*Exercise*.
Write out all the data again, exactly as it stands.

*Listed entries*.
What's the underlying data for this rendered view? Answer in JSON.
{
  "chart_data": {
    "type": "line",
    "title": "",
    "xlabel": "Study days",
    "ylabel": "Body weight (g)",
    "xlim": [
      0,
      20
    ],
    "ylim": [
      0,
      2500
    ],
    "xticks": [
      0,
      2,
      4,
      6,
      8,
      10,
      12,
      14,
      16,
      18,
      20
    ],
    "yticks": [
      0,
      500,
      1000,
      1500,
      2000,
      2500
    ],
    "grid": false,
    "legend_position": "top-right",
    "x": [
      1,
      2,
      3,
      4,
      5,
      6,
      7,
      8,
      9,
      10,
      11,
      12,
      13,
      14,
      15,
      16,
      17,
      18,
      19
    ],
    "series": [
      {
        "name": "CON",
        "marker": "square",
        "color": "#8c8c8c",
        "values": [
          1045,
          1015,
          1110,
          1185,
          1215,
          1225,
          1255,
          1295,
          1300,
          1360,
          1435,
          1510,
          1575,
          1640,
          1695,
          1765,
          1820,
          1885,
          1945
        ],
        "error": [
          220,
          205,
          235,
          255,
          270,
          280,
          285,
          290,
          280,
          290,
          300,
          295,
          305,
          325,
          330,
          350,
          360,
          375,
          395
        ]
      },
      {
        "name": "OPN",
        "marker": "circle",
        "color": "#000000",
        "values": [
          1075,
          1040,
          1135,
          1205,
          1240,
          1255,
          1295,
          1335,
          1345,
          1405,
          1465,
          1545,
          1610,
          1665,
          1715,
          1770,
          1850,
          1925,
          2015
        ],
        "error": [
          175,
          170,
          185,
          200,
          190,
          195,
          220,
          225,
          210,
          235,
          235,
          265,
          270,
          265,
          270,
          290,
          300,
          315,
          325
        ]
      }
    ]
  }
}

*The solution*.
What's the underlying data for this rendered view? Answer in JSON.
{
  "chart_data": {
    "type": "line",
    "title": "",
    "xlabel": "Study days",
    "ylabel": "Body weight (g)",
    "xlim": [
      0,
      20
    ],
    "ylim": [
      0,
      2500
    ],
    "xticks": [
      0,
      2,
      4,
      6,
      8,
      10,
      12,
      14,
      16,
      18,
      20
    ],
    "yticks": [
      0,
      500,
      1000,
      1500,
      2000,
      2500
    ],
    "grid": false,
    "legend_position": "top-right",
    "x": [
      1,
      2,
      3,
      4,
      5,
      6,
      7,
      8,
      9,
      10,
      11,
      12,
      13,
      14,
      15,
      16,
      17,
      18,
      19
    ],
    "series": [
      {
        "name": "CON",
        "marker": "square",
        "color": "#8c8c8c",
        "values": [
          1045,
          1015,
          1110,
          1185,
          1215,
          1225,
          1255,
          1295,
          1300,
          1360,
          1435,
          1510,
          1575,
          1640,
          1695,
          1765,
          1820,
          1885,
          1945
        ],
        "error": [
          220,
          205,
          235,
          255,
          270,
          280,
          285,
          290,
          280,
          290,
          300,
          295,
          305,
          325,
          330,
          350,
          360,
          375,
          395
        ]
      },
      {
        "name": "OPN",
        "marker": "circle",
        "color": "#000000",
        "values": [
          1075,
          1040,
          1135,
          1205,
          1240,
          1255,
          1295,
          1335,
          1345,
          1405,
          1465,
          1545,
          1610,
          1665,
          1715,
          1770,
          1850,
          1925,
          2015
        ],
        "error": [
          175,
          170,
          185,
          200,
          190,
          195,
          220,
          225,
          210,
          235,
          235,
          265,
          270,
          265,
          270,
          290,
          300,
          315,
          325
        ]
      }
    ]
  }
}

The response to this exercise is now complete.